-- 任务单 1 --
根据关于VG-W3D的摘录,MTrans需要多少帧3D注释?
-- 任务单 2 --
请接着关于VG-W3D消融实验的摘录往下续写,从其最后一句之后开始。

-- 摘录 --
+-------+

KITTI验证集上,与需要500帧3D注释的MTrans相比,VG-W3D在大多数指标上都取得了更好的结果,这验证了我们方法的有效性。此外,与仅利用类别标签对提案进行分类的VS3D[和WS3DPR相比,我们的方法可以从多个角度有效地指导学习,从而显著提高性能。
下面是消融实验。在表4中,我们展示了不同级别的视觉指导的有效性。我们复现的FGR基线 只实现了较好的性能,因为非学习方法的初始3D注释有噪声。无论是特征级、输出级还是训练级指导,都能提高baseline性能。
我们研究了表5中提出的特征级指导的有效性(是特征级和输出级损失一起使用)。在第一行中,当不学习从图像域学习到的目标物概率时,可以观察到性能下降。此外,将KL散度损失替换为L2损失并尝试模仿特征而不是目标预测会产生不满意的结果。最后,使用2D边界框作为前景监督的掩码是无效的,因为它无法为点云提供有价值的信号,例如框内的某些区域可能属于背景。使用分割图学习目标物前景区域和KL散度将有利于特征级指导。

+-------+

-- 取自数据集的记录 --
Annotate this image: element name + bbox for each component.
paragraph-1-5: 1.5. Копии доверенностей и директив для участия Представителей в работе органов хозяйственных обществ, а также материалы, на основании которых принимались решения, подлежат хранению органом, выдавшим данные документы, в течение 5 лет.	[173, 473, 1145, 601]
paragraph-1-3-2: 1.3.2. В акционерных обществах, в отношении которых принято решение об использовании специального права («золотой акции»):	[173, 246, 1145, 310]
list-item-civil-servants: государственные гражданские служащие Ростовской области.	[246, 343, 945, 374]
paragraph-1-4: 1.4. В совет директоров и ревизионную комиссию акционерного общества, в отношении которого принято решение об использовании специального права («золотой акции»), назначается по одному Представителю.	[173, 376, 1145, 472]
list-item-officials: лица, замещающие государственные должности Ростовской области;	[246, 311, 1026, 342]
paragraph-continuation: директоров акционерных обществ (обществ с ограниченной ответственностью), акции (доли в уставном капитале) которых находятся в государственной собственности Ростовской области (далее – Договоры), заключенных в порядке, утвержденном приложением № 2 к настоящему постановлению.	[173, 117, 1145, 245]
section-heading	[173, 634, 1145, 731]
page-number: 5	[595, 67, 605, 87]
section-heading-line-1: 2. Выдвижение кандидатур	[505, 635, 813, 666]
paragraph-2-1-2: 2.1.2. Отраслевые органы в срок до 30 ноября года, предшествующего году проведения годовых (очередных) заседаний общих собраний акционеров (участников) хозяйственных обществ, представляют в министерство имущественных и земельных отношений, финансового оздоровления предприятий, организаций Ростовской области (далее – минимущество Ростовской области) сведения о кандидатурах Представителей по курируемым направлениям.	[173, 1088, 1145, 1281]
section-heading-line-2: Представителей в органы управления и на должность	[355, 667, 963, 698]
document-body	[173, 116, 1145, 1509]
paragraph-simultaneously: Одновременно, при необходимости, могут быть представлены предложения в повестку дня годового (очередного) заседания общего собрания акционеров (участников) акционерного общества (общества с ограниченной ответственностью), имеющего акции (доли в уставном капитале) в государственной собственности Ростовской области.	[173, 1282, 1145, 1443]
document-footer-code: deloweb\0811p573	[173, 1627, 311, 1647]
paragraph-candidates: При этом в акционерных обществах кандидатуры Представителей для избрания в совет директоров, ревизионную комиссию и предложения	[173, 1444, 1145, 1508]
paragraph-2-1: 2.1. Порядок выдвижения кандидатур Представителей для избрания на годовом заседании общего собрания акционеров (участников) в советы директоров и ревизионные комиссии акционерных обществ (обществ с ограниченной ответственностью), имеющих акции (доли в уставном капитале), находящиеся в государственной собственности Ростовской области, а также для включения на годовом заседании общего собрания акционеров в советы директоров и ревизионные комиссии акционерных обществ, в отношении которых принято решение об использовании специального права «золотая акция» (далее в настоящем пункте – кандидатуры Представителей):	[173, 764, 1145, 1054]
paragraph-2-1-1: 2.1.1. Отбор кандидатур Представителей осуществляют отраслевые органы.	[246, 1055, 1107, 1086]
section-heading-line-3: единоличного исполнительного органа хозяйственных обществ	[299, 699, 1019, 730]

+-------+

-- 练习结果 1 --
MTrans需要500帧3D注释。

-- 练习结果 2 --
在表6中,比较了输出级指导的各种选项。可以利用L1损失来学习从预训练图像检测器预测的 3D框的角点,而不是回归 2D 和 3D 边界框之间的 IoU。然而,由于初始 3D 框注释的噪声性质,这种方法效果较差,影响了图像检测器学习角点作为指导的能力。此外,我们的结果表明,GIoU损失比IoU损失产生更好的性能,因为投影的3D框通常与 2D 框不完全重叠。
表7中可以看到,添加重叠投影3D框和2D真值框的Overlap略微有助于训练。最后,集成我们的两个训练级指导(即Boverlap + Bscore)保留了高置信度分数的预测,使我们能够识别图像域中缺少注释的更多对象。这显着改善了伪标注过程。
在表8中,我们研究了初始伪标签和我们提出的伪标签方法的质量。通过非学习方法生成的 3D 标签通常包含噪声和缺失的信息,特别是当截锥点云缺乏明确的分离来准确定位边界框时。因此,召回率在 IoU=0.7 时仅达到 46.71%。在使用我们的方法进行第一轮训练后,伪标签的质量提高了大约 25% 的召回率,表明了我们方法的有效性。最后,伪标签的召回率进在第二轮训练后饱和。
我们的方法能够与现有的预训练的2D目标检测器结合,如表9所示。使用在COCO数据集上训练的DETR目标检测器,我们可以直接使用它来检测KITTI数据集上的目标并生成2D框。最初,我们使用FGR生成3D边界框并训练我们的模型,建立基线结果。随后,我们应用我们提出的视觉引导方法。